### Goal
Every line that contains the word "this" should be copied out.

»»

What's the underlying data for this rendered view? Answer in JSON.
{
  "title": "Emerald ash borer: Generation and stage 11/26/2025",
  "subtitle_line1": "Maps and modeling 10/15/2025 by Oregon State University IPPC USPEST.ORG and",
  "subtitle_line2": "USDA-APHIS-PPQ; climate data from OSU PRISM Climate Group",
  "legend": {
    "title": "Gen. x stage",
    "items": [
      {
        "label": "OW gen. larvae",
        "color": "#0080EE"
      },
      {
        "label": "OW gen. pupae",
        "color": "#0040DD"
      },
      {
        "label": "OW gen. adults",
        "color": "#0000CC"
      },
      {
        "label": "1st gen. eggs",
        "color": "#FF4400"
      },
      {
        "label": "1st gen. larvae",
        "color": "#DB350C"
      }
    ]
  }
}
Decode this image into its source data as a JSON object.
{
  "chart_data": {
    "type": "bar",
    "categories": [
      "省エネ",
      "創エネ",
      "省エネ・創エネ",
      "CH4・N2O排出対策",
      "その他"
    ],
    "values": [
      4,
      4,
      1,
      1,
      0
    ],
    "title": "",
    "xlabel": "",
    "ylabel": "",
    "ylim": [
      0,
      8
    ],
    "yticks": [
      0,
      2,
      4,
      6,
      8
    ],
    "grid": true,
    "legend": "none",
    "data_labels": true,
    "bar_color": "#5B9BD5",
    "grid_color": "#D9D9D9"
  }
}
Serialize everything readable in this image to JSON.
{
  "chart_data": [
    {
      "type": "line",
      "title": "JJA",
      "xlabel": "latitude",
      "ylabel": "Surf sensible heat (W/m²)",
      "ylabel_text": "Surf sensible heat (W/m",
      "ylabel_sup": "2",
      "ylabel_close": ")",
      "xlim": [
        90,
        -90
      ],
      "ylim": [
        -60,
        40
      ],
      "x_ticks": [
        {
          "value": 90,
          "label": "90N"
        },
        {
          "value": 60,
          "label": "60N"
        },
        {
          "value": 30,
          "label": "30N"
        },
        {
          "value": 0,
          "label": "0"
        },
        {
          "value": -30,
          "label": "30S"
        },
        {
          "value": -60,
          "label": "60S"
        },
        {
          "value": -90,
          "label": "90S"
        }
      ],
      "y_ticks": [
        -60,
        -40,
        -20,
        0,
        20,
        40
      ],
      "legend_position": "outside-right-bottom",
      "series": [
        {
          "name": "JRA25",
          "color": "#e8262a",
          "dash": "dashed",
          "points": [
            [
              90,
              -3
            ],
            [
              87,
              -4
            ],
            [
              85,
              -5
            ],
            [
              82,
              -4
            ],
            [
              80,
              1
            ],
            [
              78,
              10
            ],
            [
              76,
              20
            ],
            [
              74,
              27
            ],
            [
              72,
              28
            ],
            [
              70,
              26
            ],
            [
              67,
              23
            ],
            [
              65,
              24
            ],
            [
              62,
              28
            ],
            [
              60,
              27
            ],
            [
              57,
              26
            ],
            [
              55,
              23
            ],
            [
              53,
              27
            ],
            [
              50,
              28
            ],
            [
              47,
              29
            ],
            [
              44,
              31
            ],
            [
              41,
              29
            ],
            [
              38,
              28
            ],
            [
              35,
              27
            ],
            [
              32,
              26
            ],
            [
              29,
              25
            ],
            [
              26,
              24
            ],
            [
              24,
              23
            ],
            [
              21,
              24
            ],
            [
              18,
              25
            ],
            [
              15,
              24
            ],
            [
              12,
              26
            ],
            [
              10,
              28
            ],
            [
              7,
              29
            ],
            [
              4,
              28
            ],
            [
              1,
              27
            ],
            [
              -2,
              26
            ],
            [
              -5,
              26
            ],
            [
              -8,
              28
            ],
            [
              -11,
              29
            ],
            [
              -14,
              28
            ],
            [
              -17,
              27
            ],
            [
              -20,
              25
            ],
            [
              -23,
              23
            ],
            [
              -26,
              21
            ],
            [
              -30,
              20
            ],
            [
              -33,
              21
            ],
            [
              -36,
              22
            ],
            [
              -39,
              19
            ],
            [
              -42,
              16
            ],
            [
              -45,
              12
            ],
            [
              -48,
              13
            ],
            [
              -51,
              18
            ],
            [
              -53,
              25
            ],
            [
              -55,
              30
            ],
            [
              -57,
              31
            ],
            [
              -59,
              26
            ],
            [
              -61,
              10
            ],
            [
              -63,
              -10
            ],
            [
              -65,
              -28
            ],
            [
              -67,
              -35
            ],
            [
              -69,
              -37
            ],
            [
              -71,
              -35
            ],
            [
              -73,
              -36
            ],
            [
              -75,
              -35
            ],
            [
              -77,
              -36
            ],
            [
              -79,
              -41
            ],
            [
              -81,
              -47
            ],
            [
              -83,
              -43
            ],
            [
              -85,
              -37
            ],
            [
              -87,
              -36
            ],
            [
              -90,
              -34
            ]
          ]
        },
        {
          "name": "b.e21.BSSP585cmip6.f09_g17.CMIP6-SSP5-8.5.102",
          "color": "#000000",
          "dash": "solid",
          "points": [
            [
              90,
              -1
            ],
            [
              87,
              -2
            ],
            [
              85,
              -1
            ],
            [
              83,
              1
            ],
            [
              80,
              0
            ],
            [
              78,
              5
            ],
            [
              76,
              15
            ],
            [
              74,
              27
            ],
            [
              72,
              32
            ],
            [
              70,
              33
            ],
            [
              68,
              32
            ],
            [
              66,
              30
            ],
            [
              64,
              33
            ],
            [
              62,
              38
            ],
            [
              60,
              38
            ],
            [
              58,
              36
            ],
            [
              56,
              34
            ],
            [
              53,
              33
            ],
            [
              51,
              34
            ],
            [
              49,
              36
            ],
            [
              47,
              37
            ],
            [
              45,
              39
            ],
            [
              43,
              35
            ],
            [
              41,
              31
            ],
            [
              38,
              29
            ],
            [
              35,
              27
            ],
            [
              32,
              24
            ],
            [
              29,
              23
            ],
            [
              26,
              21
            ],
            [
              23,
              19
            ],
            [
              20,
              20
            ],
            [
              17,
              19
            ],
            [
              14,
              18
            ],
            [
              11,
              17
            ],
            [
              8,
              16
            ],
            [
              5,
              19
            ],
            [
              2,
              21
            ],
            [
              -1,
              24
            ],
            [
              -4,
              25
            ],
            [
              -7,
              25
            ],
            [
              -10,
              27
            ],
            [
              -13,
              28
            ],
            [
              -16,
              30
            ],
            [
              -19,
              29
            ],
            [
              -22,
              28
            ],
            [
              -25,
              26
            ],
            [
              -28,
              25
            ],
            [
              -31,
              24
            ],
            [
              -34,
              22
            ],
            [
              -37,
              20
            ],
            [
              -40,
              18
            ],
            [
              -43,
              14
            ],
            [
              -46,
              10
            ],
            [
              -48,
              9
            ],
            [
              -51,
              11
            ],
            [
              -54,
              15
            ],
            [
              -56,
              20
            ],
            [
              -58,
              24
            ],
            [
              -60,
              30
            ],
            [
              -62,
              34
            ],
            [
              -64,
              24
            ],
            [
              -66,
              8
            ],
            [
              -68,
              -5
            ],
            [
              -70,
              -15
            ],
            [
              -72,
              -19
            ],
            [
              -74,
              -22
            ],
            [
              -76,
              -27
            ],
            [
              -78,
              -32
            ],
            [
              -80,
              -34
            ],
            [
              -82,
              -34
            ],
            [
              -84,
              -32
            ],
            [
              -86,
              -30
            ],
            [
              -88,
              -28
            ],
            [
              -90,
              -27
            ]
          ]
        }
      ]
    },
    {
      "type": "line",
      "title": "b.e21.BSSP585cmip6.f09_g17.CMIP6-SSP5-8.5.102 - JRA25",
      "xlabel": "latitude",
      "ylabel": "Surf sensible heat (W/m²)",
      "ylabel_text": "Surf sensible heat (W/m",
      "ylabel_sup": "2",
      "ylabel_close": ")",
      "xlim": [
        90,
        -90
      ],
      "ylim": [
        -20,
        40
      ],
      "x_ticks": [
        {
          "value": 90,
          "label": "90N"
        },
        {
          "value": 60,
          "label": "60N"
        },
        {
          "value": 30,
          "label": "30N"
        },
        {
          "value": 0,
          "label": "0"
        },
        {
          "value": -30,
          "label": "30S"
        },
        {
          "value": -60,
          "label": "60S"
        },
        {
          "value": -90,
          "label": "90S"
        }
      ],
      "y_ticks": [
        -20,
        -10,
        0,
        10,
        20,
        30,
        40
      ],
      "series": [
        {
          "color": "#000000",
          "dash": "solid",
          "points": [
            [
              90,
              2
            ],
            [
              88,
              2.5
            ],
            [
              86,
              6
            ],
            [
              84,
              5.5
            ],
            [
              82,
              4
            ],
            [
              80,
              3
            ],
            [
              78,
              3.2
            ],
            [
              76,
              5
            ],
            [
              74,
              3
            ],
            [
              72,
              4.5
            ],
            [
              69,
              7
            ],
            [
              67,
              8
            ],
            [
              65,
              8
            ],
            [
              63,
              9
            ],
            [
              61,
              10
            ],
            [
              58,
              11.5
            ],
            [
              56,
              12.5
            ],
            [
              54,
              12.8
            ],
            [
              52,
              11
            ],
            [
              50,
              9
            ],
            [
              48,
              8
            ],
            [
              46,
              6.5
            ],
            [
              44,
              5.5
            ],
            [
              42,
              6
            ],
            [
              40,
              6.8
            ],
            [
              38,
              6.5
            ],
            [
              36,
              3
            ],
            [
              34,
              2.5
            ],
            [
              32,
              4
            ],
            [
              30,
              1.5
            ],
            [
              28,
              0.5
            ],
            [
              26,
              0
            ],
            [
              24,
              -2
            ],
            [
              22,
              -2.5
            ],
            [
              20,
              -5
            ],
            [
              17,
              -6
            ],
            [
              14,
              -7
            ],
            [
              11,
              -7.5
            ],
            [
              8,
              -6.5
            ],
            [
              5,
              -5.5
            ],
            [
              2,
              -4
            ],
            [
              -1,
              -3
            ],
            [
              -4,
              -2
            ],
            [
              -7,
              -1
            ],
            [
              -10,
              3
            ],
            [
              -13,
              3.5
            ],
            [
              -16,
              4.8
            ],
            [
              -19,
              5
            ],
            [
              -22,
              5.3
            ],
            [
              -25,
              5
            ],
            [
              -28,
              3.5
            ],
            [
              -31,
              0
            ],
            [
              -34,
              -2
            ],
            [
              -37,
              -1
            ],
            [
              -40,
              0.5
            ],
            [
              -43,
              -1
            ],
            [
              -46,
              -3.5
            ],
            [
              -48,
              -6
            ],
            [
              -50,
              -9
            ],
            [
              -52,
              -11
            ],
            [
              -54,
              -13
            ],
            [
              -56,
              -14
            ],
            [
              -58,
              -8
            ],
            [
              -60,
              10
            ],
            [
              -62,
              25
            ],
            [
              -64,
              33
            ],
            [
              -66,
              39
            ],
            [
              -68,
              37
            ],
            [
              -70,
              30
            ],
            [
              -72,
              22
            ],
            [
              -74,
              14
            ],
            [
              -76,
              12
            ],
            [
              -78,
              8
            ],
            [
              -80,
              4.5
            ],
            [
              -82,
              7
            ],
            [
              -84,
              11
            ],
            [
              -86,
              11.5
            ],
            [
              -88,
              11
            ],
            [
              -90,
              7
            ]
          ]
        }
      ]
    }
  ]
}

««

### Written solution
What's the underlying data for this rendered view? Answer in JSON.
Decode this image into its source data as a JSON object.
Serialize everything readable in this image to JSON.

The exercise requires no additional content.